— Start Supplied entries —

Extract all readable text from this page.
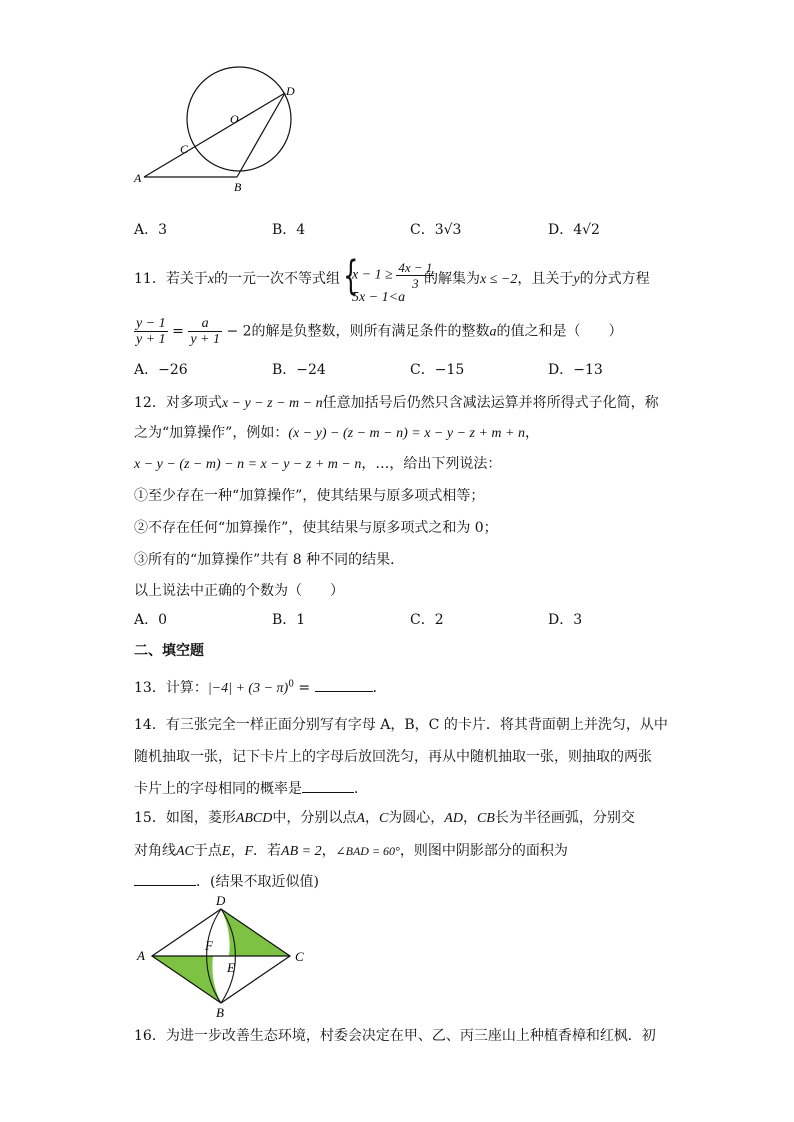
O
D
C
A
B
A．3	B．4	C．3√3	D．4√2
11．若关于x的一元一次不等式组 {
$x - 1 \ge \frac{4x - 1}{3}$
5x − 1<a
的解集为x ≤ −2，且关于y的分式方程
$\frac{y - 1}{y + 1} = \frac{a}{y + 1} - 2$的解是负整数，则所有满足条件的整数a的值之和是（　　）
A．−26	B．−24	C．−15	D．−13
12．对多项式x − y − z − m − n任意加括号后仍然只含减法运算并将所得式子化简，称
之为“加算操作”，例如：(x − y) − (z − m − n) = x − y − z + m + n，
x − y − (z − m) − n = x − y − z + m − n，…，给出下列说法：
①至少存在一种“加算操作”，使其结果与原多项式相等；
②不存在任何“加算操作”，使其结果与原多项式之和为 0；
③所有的“加算操作”共有 8 种不同的结果．
以上说法中正确的个数为（　　）
A．0	B．1	C．2	D．3
二、填空题
13．计算：$|-4| + (3 - \pi)^0$ =	．
14．有三张完全一样正面分别写有字母 A，B，C 的卡片．将其背面朝上并洗匀，从中
随机抽取一张，记下卡片上的字母后放回洗匀，再从中随机抽取一张，则抽取的两张
卡片上的字母相同的概率是	．
15．如图，菱形ABCD中，分别以点A，C为圆心，AD，CB长为半径画弧，分别交
对角线AC于点E，F．若AB = 2，∠BAD = 60°，则图中阴影部分的面积为
．(结果不取近似值)
D
A	C
B
F
E
16．为进一步改善生态环境，村委会决定在甲、乙、丙三座山上种植香樟和红枫．初
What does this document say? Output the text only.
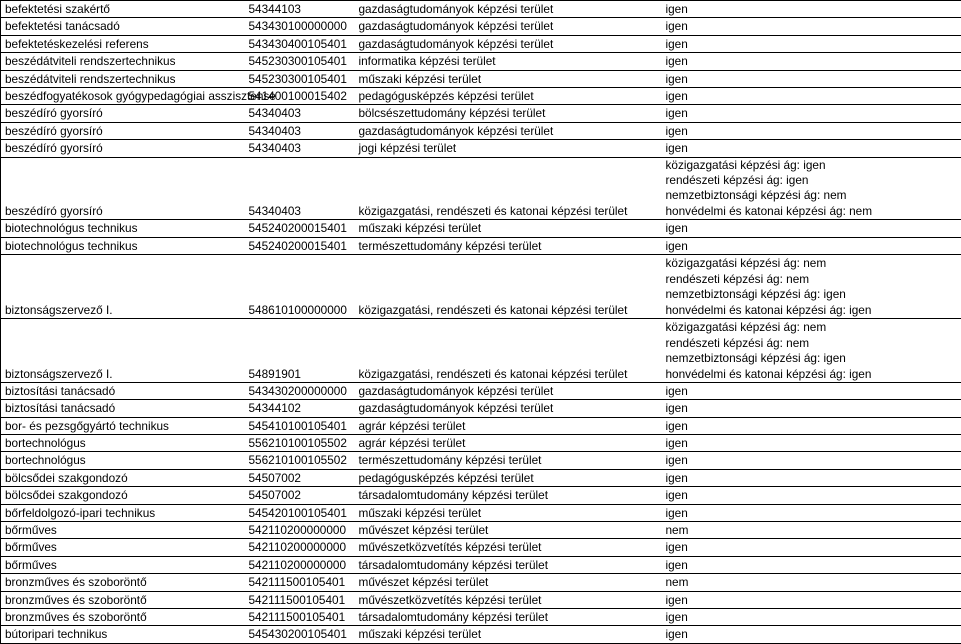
befektetési szakértő	54344103	gazdaságtudományok képzési terület	igen
befektetési tanácsadó	543430100000000	gazdaságtudományok képzési terület	igen
befektetéskezelési referens	543430400105401	gazdaságtudományok képzési terület	igen
beszédátviteli rendszertechnikus	545230300105401	informatika képzési terület	igen
beszédátviteli rendszertechnikus	545230300105401	műszaki képzési terület	igen
beszédfogyatékosok gyógypedagógiai asszisztense	541400100015402	pedagógusképzés képzési terület	igen
beszédíró gyorsíró	54340403	bölcsészettudomány képzési terület	igen
beszédíró gyorsíró	54340403	gazdaságtudományok képzési terület	igen
beszédíró gyorsíró	54340403	jogi képzési terület	igen
beszédíró gyorsíró	54340403	közigazgatási, rendészeti és katonai képzési terület	közigazgatási képzési ág: igen
rendészeti képzési ág: igen
nemzetbiztonsági képzési ág: nem
honvédelmi és katonai képzési ág: nem

biotechnológus technikus	545240200015401	műszaki képzési terület	igen
biotechnológus technikus	545240200015401	természettudomány képzési terület	igen
biztonságszervező I.	548610100000000	közigazgatási, rendészeti és katonai képzési terület	közigazgatási képzési ág: nem
rendészeti képzési ág: nem
nemzetbiztonsági képzési ág: igen
honvédelmi és katonai képzési ág: igen

biztonságszervező I.	54891901	közigazgatási, rendészeti és katonai képzési terület	közigazgatási képzési ág: nem
rendészeti képzési ág: nem
nemzetbiztonsági képzési ág: igen
honvédelmi és katonai képzési ág: igen

biztosítási tanácsadó	543430200000000	gazdaságtudományok képzési terület	igen
biztosítási tanácsadó	54344102	gazdaságtudományok képzési terület	igen
bor- és pezsgőgyártó technikus	545410100105401	agrár képzési terület	igen
bortechnológus	556210100105502	agrár képzési terület	igen
bortechnológus	556210100105502	természettudomány képzési terület	igen
bölcsődei szakgondozó	54507002	pedagógusképzés képzési terület	igen
bölcsődei szakgondozó	54507002	társadalomtudomány képzési terület	igen
bőrfeldolgozó-ipari technikus	545420100105401	műszaki képzési terület	igen
bőrműves	542110200000000	művészet képzési terület	nem
bőrműves	542110200000000	művészetközvetítés képzési terület	igen
bőrműves	542110200000000	társadalomtudomány képzési terület	igen
bronzműves és szoboröntő	542111500105401	művészet képzési terület	nem
bronzműves és szoboröntő	542111500105401	művészetközvetítés képzési terület	igen
bronzműves és szoboröntő	542111500105401	társadalomtudomány képzési terület	igen
bútoripari technikus	545430200105401	műszaki képzési terület	igen
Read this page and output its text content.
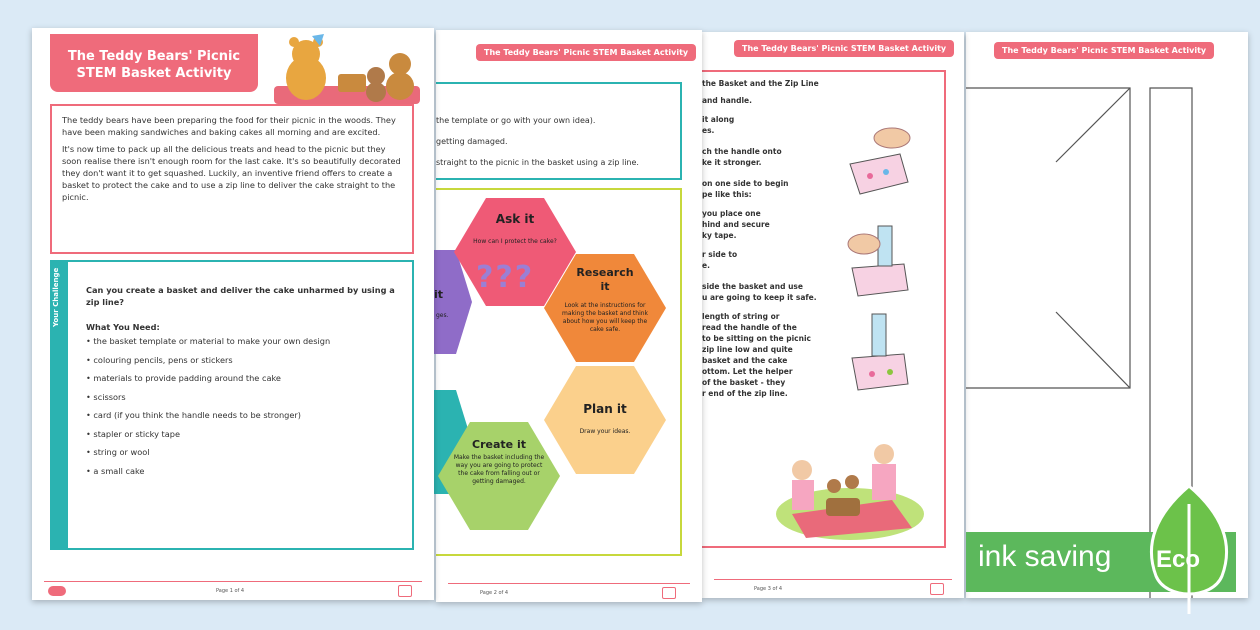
The Teddy Bears' Picnic STEM Basket Activity
The Teddy Bears' Picnic STEM Basket Activity
the Basket and the Zip Line
and handle.
it along
es.
ch the handle onto
ke it stronger.
on one side to begin
pe like this:
you place one
hind and secure
ky tape.
r side to
e.
side the basket and use
u are going to keep it safe.
length of string or
read the handle of the
to be sitting on the picnic
zip line low and quite
basket and the cake
ottom. Let the helper
of the basket - they
r end of the zip line.
Page 3 of 4
The Teddy Bears' Picnic STEM Basket Activity
the template or go with your own idea).
getting damaged.
straight to the picnic in the basket using a zip line.
Ask it
How can I protect the cake?
???	Research it
Look at the instructions for making the basket and think about how you will keep the cake safe.
Plan it
Draw your ideas.
Create it
Make the basket including the way you are going to protect the cake from falling out or getting damaged.
it
ges.
Page 2 of 4
The Teddy Bears' Picnic STEM Basket Activity

The teddy bears have been preparing the food for their picnic in the woods. They have been making sandwiches and baking cakes all morning and are excited.

It's now time to pack up all the delicious treats and head to the picnic but they soon realise there isn't enough room for the last cake. It's so beautifully decorated they don't want it to get squashed. Luckily, an inventive friend offers to create a basket to protect the cake and to use a zip line to deliver the cake straight to the picnic.

Your Challenge	Can you create a basket and deliver the cake unharmed by using a zip line?
What You Need:
• the basket template or material to make your own design
• colouring pencils, pens or stickers
• materials to provide padding around the cake
• scissors
• card (if you think the handle needs to be stronger)
• stapler or sticky tape
• string or wool
• a small cake
Page 1 of 4
ink saving Eco
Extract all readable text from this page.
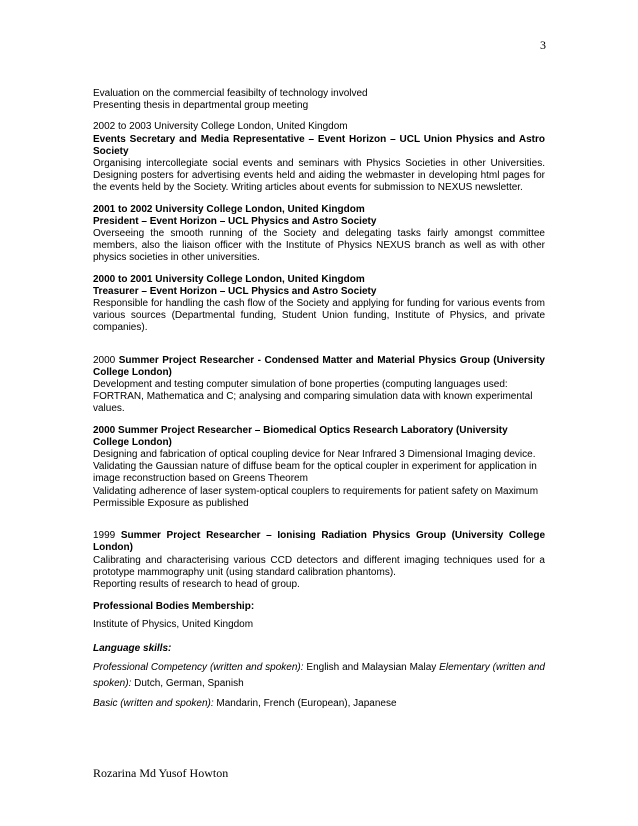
3

Evaluation on the commercial feasibilty of technology involved

Presenting thesis in departmental group meeting

2002 to 2003 University College London, United Kingdom

Events Secretary and Media Representative – Event Horizon – UCL Union Physics and Astro Society

Organising intercollegiate social events and seminars with Physics Societies in other Universities. Designing posters for advertising events held and aiding the webmaster in developing html pages for the events held by the Society. Writing articles about events for submission to NEXUS newsletter.

2001 to 2002 University College London, United Kingdom

President – Event Horizon – UCL Physics and Astro Society

Overseeing the smooth running of the Society and delegating tasks fairly amongst committee members, also the liaison officer with the Institute of Physics NEXUS branch as well as with other physics societies in other universities.

2000 to 2001 University College London, United Kingdom

Treasurer – Event Horizon – UCL Physics and Astro Society

Responsible for handling the cash flow of the Society and applying for funding for various events from various sources (Departmental funding, Student Union funding, Institute of Physics, and private companies).

2000 Summer Project Researcher - Condensed Matter and Material Physics Group (University College London)

Development and testing computer simulation of bone properties (computing languages used: FORTRAN, Mathematica and C; analysing and comparing simulation data with known experimental values.

2000 Summer Project Researcher – Biomedical Optics Research Laboratory (University College London)

Designing and fabrication of optical coupling device for Near Infrared 3 Dimensional Imaging device.

Validating the Gaussian nature of diffuse beam for the optical coupler in experiment for application in image reconstruction based on Greens Theorem

Validating adherence of laser system-optical couplers to requirements for patient safety on Maximum Permissible Exposure as published

1999 Summer Project Researcher – Ionising Radiation Physics Group (University College London)

Calibrating and characterising various CCD detectors and different imaging techniques used for a prototype mammography unit (using standard calibration phantoms).

Reporting results of research to head of group.

Professional Bodies Membership:

Institute of Physics, United Kingdom

Language skills:

Professional Competency (written and spoken): English and Malaysian Malay Elementary (written and spoken): Dutch, German, Spanish

Basic (written and spoken): Mandarin, French (European), Japanese

Rozarina Md Yusof Howton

— End Supplied entries —

Leave out the pictures and transcribe the entries above exactly.

Extract all readable text from this page.
O
D
C
A
B
A．3	B．4	C．3√3	D．4√2
11．若关于x的一元一次不等式组 {
$x - 1 \ge \frac{4x - 1}{3}$
5x − 1<a
的解集为x ≤ −2，且关于y的分式方程
$\frac{y - 1}{y + 1} = \frac{a}{y + 1} - 2$的解是负整数，则所有满足条件的整数a的值之和是（　　）
A．−26	B．−24	C．−15	D．−13
12．对多项式x − y − z − m − n任意加括号后仍然只含减法运算并将所得式子化简，称
之为“加算操作”，例如：(x − y) − (z − m − n) = x − y − z + m + n，
x − y − (z − m) − n = x − y − z + m − n，…，给出下列说法：
①至少存在一种“加算操作”，使其结果与原多项式相等；
②不存在任何“加算操作”，使其结果与原多项式之和为 0；
③所有的“加算操作”共有 8 种不同的结果．
以上说法中正确的个数为（　　）
A．0	B．1	C．2	D．3
二、填空题
13．计算：$|-4| + (3 - \pi)^0$ =	．
14．有三张完全一样正面分别写有字母 A，B，C 的卡片．将其背面朝上并洗匀，从中
随机抽取一张，记下卡片上的字母后放回洗匀，再从中随机抽取一张，则抽取的两张
卡片上的字母相同的概率是	．
15．如图，菱形ABCD中，分别以点A，C为圆心，AD，CB长为半径画弧，分别交
对角线AC于点E，F．若AB = 2，∠BAD = 60°，则图中阴影部分的面积为
．(结果不取近似值)
D
A	C
B
F
E
16．为进一步改善生态环境，村委会决定在甲、乙、丙三座山上种植香樟和红枫．初
What does this document say? Output the text only.
befektetési szakértő	54344103	gazdaságtudományok képzési terület	igen
befektetési tanácsadó	543430100000000	gazdaságtudományok képzési terület	igen
befektetéskezelési referens	543430400105401	gazdaságtudományok képzési terület	igen
beszédátviteli rendszertechnikus	545230300105401	informatika képzési terület	igen
beszédátviteli rendszertechnikus	545230300105401	műszaki képzési terület	igen
beszédfogyatékosok gyógypedagógiai asszisztense	541400100015402	pedagógusképzés képzési terület	igen
beszédíró gyorsíró	54340403	bölcsészettudomány képzési terület	igen
beszédíró gyorsíró	54340403	gazdaságtudományok képzési terület	igen
beszédíró gyorsíró	54340403	jogi képzési terület	igen
beszédíró gyorsíró	54340403	közigazgatási, rendészeti és katonai képzési terület	közigazgatási képzési ág: igen
rendészeti képzési ág: igen
nemzetbiztonsági képzési ág: nem
honvédelmi és katonai képzési ág: nem

biotechnológus technikus	545240200015401	műszaki képzési terület	igen
biotechnológus technikus	545240200015401	természettudomány képzési terület	igen
biztonságszervező I.	548610100000000	közigazgatási, rendészeti és katonai képzési terület	közigazgatási képzési ág: nem
rendészeti képzési ág: nem
nemzetbiztonsági képzési ág: igen
honvédelmi és katonai képzési ág: igen

biztonságszervező I.	54891901	közigazgatási, rendészeti és katonai képzési terület	közigazgatási képzési ág: nem
rendészeti képzési ág: nem
nemzetbiztonsági képzési ág: igen
honvédelmi és katonai képzési ág: igen

biztosítási tanácsadó	543430200000000	gazdaságtudományok képzési terület	igen
biztosítási tanácsadó	54344102	gazdaságtudományok képzési terület	igen
bor- és pezsgőgyártó technikus	545410100105401	agrár képzési terület	igen
bortechnológus	556210100105502	agrár képzési terület	igen
bortechnológus	556210100105502	természettudomány képzési terület	igen
bölcsődei szakgondozó	54507002	pedagógusképzés képzési terület	igen
bölcsődei szakgondozó	54507002	társadalomtudomány képzési terület	igen
bőrfeldolgozó-ipari technikus	545420100105401	műszaki képzési terület	igen
bőrműves	542110200000000	művészet képzési terület	nem
bőrműves	542110200000000	művészetközvetítés képzési terület	igen
bőrműves	542110200000000	társadalomtudomány képzési terület	igen
bronzműves és szoboröntő	542111500105401	művészet képzési terület	nem
bronzműves és szoboröntő	542111500105401	művészetközvetítés képzési terület	igen
bronzműves és szoboröntő	542111500105401	társadalomtudomány képzési terület	igen
bútoripari technikus	545430200105401	műszaki képzési terület	igen
Read this page and output its text content.
The Teddy Bears' Picnic STEM Basket Activity
The Teddy Bears' Picnic STEM Basket Activity
the Basket and the Zip Line
and handle.
it along
es.
ch the handle onto
ke it stronger.
on one side to begin
pe like this:
you place one
hind and secure
ky tape.
r side to
e.
side the basket and use
u are going to keep it safe.
length of string or
read the handle of the
to be sitting on the picnic
zip line low and quite
basket and the cake
ottom. Let the helper
of the basket - they
r end of the zip line.
Page 3 of 4
The Teddy Bears' Picnic STEM Basket Activity
the template or go with your own idea).
getting damaged.
straight to the picnic in the basket using a zip line.
Ask it
How can I protect the cake?
???	Research it
Look at the instructions for making the basket and think about how you will keep the cake safe.
Plan it
Draw your ideas.
Create it
Make the basket including the way you are going to protect the cake from falling out or getting damaged.
it
ges.
Page 2 of 4
The Teddy Bears' Picnic STEM Basket Activity

The teddy bears have been preparing the food for their picnic in the woods. They have been making sandwiches and baking cakes all morning and are excited.

It's now time to pack up all the delicious treats and head to the picnic but they soon realise there isn't enough room for the last cake. It's so beautifully decorated they don't want it to get squashed. Luckily, an inventive friend offers to create a basket to protect the cake and to use a zip line to deliver the cake straight to the picnic.

Your Challenge	Can you create a basket and deliver the cake unharmed by using a zip line?
What You Need:
• the basket template or material to make your own design
• colouring pencils, pens or stickers
• materials to provide padding around the cake
• scissors
• card (if you think the handle needs to be stronger)
• stapler or sticky tape
• string or wool
• a small cake
Page 1 of 4
ink saving Eco
Extract all readable text from this page.
3

Evaluation on the commercial feasibilty of technology involved

Presenting thesis in departmental group meeting

2002 to 2003 University College London, United Kingdom

Events Secretary and Media Representative – Event Horizon – UCL Union Physics and Astro Society

Organising intercollegiate social events and seminars with Physics Societies in other Universities. Designing posters for advertising events held and aiding the webmaster in developing html pages for the events held by the Society. Writing articles about events for submission to NEXUS newsletter.

2001 to 2002 University College London, United Kingdom

President – Event Horizon – UCL Physics and Astro Society

Overseeing the smooth running of the Society and delegating tasks fairly amongst committee members, also the liaison officer with the Institute of Physics NEXUS branch as well as with other physics societies in other universities.

2000 to 2001 University College London, United Kingdom

Treasurer – Event Horizon – UCL Physics and Astro Society

Responsible for handling the cash flow of the Society and applying for funding for various events from various sources (Departmental funding, Student Union funding, Institute of Physics, and private companies).

2000 Summer Project Researcher - Condensed Matter and Material Physics Group (University College London)

Development and testing computer simulation of bone properties (computing languages used: FORTRAN, Mathematica and C; analysing and comparing simulation data with known experimental values.

2000 Summer Project Researcher – Biomedical Optics Research Laboratory (University College London)

Designing and fabrication of optical coupling device for Near Infrared 3 Dimensional Imaging device.

Validating the Gaussian nature of diffuse beam for the optical coupler in experiment for application in image reconstruction based on Greens Theorem

Validating adherence of laser system-optical couplers to requirements for patient safety on Maximum Permissible Exposure as published

1999 Summer Project Researcher – Ionising Radiation Physics Group (University College London)

Calibrating and characterising various CCD detectors and different imaging techniques used for a prototype mammography unit (using standard calibration phantoms).

Reporting results of research to head of group.

Professional Bodies Membership:

Institute of Physics, United Kingdom

Language skills:

Professional Competency (written and spoken): English and Malaysian Malay Elementary (written and spoken): Dutch, German, Spanish

Basic (written and spoken): Mandarin, French (European), Japanese

Rozarina Md Yusof Howton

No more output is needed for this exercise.